● Stored rows

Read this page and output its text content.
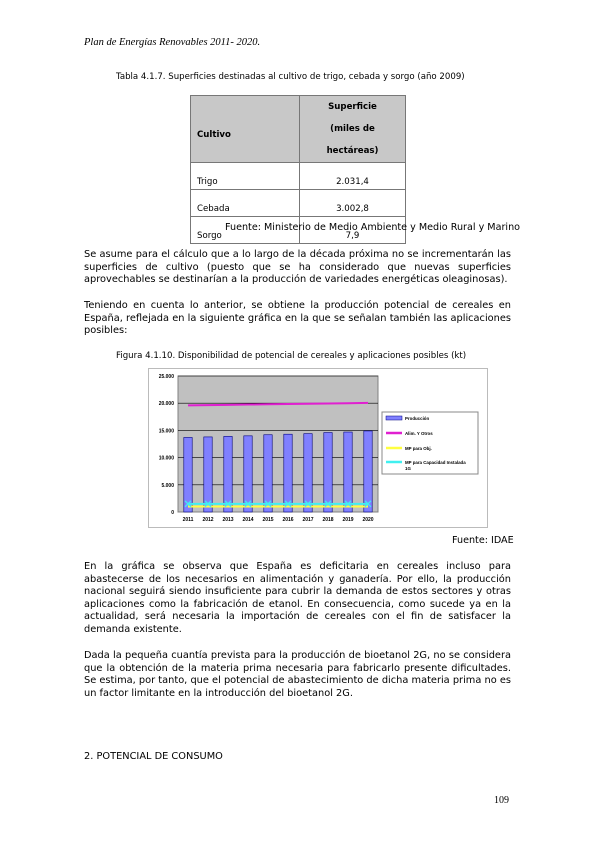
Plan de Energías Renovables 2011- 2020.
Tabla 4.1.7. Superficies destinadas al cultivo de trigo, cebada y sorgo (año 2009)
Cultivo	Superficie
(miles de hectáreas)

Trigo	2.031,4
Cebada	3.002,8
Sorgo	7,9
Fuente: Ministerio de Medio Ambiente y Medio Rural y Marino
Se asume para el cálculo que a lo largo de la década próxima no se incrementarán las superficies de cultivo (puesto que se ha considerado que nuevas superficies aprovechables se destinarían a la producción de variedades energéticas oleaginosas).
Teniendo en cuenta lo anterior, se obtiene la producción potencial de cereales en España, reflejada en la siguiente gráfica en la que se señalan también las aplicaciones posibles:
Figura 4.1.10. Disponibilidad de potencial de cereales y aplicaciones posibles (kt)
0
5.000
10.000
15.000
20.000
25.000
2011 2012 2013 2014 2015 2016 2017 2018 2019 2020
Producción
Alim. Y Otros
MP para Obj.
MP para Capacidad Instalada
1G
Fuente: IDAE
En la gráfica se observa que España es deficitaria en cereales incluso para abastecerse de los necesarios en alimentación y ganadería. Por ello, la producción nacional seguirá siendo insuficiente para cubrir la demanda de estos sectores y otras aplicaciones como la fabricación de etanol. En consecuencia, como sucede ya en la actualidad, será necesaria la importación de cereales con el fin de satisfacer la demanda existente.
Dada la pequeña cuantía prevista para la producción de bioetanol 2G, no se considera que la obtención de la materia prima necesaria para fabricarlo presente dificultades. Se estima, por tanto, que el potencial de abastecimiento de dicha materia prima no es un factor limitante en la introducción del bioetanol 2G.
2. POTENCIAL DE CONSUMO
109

● Short exercise
Your answer should be a single number: the count of lines in the listing that contain the word "Fuente".

● Final result
2